• [Given request]:
Extract every one of the lines below verbatim, reproducing each character without alteration.
--- start ---
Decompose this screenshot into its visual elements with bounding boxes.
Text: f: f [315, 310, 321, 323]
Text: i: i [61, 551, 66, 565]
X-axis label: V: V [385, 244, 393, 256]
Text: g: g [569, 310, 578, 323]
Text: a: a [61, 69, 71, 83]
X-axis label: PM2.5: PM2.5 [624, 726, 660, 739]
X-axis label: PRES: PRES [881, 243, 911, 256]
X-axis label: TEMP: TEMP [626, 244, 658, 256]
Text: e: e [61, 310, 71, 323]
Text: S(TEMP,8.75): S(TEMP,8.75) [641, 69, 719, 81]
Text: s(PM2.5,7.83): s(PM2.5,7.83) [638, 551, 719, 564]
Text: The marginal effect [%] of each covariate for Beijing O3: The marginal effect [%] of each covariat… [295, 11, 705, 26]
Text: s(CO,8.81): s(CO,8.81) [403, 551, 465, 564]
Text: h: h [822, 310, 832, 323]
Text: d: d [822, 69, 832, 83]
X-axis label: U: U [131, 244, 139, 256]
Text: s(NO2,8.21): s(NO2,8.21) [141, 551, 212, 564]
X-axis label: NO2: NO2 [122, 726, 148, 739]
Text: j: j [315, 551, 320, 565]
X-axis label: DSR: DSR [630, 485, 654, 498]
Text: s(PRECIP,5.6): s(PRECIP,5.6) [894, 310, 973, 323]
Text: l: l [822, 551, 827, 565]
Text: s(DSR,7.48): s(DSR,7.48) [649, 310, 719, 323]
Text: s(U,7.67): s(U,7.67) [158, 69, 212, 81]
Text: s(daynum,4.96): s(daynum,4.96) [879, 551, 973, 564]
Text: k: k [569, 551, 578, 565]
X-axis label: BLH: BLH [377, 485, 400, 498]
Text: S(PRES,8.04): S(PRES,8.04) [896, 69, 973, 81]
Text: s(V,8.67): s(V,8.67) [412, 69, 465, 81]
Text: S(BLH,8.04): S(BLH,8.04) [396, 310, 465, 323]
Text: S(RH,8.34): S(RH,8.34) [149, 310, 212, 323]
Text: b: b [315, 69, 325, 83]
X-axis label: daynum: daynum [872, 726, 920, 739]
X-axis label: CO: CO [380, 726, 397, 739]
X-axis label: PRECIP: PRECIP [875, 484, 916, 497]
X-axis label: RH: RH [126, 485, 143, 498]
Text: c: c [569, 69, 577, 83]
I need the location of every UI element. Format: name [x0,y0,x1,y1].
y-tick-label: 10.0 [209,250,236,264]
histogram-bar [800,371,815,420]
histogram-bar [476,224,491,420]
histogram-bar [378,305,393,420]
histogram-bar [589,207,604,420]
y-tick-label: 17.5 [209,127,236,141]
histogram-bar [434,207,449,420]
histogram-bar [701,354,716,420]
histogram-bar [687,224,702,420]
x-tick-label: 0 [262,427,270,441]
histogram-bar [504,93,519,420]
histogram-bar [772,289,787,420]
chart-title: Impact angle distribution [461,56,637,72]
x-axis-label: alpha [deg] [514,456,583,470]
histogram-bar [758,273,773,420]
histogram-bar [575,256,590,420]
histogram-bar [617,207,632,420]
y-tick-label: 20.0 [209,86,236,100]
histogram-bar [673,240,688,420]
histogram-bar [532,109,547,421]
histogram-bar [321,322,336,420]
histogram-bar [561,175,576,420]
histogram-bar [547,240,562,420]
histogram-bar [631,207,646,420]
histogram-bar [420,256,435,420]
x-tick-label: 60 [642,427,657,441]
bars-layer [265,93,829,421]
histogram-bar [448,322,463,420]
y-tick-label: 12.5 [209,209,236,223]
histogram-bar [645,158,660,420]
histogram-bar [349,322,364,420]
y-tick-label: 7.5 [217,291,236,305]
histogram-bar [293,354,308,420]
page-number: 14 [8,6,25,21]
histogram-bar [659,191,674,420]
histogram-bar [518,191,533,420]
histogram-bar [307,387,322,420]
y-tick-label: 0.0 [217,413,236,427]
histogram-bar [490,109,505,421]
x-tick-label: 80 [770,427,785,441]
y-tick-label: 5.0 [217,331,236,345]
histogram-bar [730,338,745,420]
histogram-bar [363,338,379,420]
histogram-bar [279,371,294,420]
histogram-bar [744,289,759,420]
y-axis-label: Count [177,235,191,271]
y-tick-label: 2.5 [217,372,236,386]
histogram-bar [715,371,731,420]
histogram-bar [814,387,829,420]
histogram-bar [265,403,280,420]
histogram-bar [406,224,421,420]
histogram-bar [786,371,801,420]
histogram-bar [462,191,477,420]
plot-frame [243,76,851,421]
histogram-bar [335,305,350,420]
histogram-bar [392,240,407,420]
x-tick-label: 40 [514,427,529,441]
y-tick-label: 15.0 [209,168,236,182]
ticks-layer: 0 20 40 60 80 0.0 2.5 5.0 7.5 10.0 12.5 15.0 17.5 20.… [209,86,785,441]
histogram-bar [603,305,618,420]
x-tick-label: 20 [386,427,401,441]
--- end ---
• [Result for this task]:
Decompose this screenshot into its visual elements with bounding boxes.
Text: f: f [315, 310, 321, 323]
Text: i: i [61, 551, 66, 565]
X-axis label: V: V [385, 244, 393, 256]
Text: g: g [569, 310, 578, 323]
Text: a: a [61, 69, 71, 83]
X-axis label: PM2.5: PM2.5 [624, 726, 660, 739]
X-axis label: PRES: PRES [881, 243, 911, 256]
X-axis label: TEMP: TEMP [626, 244, 658, 256]
Text: e: e [61, 310, 71, 323]
Text: S(TEMP,8.75): S(TEMP,8.75) [641, 69, 719, 81]
Text: s(PM2.5,7.83): s(PM2.5,7.83) [638, 551, 719, 564]
Text: The marginal effect [%] of each covariate for Beijing O3: The marginal effect [%] of each covariat… [295, 11, 705, 26]
Text: s(CO,8.81): s(CO,8.81) [403, 551, 465, 564]
Text: h: h [822, 310, 832, 323]
Text: d: d [822, 69, 832, 83]
X-axis label: U: U [131, 244, 139, 256]
Text: s(NO2,8.21): s(NO2,8.21) [141, 551, 212, 564]
X-axis label: NO2: NO2 [122, 726, 148, 739]
Text: j: j [315, 551, 320, 565]
X-axis label: DSR: DSR [630, 485, 654, 498]
Text: s(PRECIP,5.6): s(PRECIP,5.6) [894, 310, 973, 323]
Text: l: l [822, 551, 827, 565]
Text: s(DSR,7.48): s(DSR,7.48) [649, 310, 719, 323]
Text: s(U,7.67): s(U,7.67) [158, 69, 212, 81]
Text: s(daynum,4.96): s(daynum,4.96) [879, 551, 973, 564]
Text: k: k [569, 551, 578, 565]
X-axis label: BLH: BLH [377, 485, 400, 498]
Text: S(PRES,8.04): S(PRES,8.04) [896, 69, 973, 81]
Text: s(V,8.67): s(V,8.67) [412, 69, 465, 81]
Text: S(BLH,8.04): S(BLH,8.04) [396, 310, 465, 323]
Text: S(RH,8.34): S(RH,8.34) [149, 310, 212, 323]
Text: b: b [315, 69, 325, 83]
X-axis label: daynum: daynum [872, 726, 920, 739]
X-axis label: CO: CO [380, 726, 397, 739]
X-axis label: PRECIP: PRECIP [875, 484, 916, 497]
X-axis label: RH: RH [126, 485, 143, 498]
Text: c: c [569, 69, 577, 83]
I need the location of every UI element. Format: name [x0,y0,x1,y1].
y-tick-label: 10.0 [209,250,236,264]
histogram-bar [800,371,815,420]
histogram-bar [476,224,491,420]
histogram-bar [378,305,393,420]
histogram-bar [589,207,604,420]
y-tick-label: 17.5 [209,127,236,141]
histogram-bar [434,207,449,420]
histogram-bar [701,354,716,420]
histogram-bar [687,224,702,420]
x-tick-label: 0 [262,427,270,441]
histogram-bar [504,93,519,420]
histogram-bar [772,289,787,420]
chart-title: Impact angle distribution [461,56,637,72]
x-axis-label: alpha [deg] [514,456,583,470]
histogram-bar [758,273,773,420]
histogram-bar [575,256,590,420]
histogram-bar [617,207,632,420]
y-tick-label: 20.0 [209,86,236,100]
histogram-bar [673,240,688,420]
histogram-bar [532,109,547,421]
histogram-bar [321,322,336,420]
histogram-bar [561,175,576,420]
histogram-bar [547,240,562,420]
histogram-bar [631,207,646,420]
histogram-bar [420,256,435,420]
x-tick-label: 60 [642,427,657,441]
bars-layer [265,93,829,421]
histogram-bar [448,322,463,420]
y-tick-label: 12.5 [209,209,236,223]
histogram-bar [645,158,660,420]
histogram-bar [349,322,364,420]
y-tick-label: 7.5 [217,291,236,305]
histogram-bar [293,354,308,420]
page-number: 14 [8,6,25,21]
histogram-bar [659,191,674,420]
histogram-bar [518,191,533,420]
histogram-bar [307,387,322,420]
y-tick-label: 0.0 [217,413,236,427]
histogram-bar [490,109,505,421]
x-tick-label: 80 [770,427,785,441]
y-tick-label: 5.0 [217,331,236,345]
histogram-bar [730,338,745,420]
histogram-bar [363,338,379,420]
histogram-bar [279,371,294,420]
histogram-bar [744,289,759,420]
y-axis-label: Count [177,235,191,271]
y-tick-label: 2.5 [217,372,236,386]
histogram-bar [715,371,731,420]
histogram-bar [814,387,829,420]
histogram-bar [265,403,280,420]
histogram-bar [406,224,421,420]
histogram-bar [786,371,801,420]
histogram-bar [462,191,477,420]
plot-frame [243,76,851,421]
histogram-bar [335,305,350,420]
histogram-bar [392,240,407,420]
x-tick-label: 40 [514,427,529,441]
y-tick-label: 15.0 [209,168,236,182]
ticks-layer: 0 20 40 60 80 0.0 2.5 5.0 7.5 10.0 12.5 15.0 17.5 20.… [209,86,785,441]
histogram-bar [603,305,618,420]
x-tick-label: 20 [386,427,401,441]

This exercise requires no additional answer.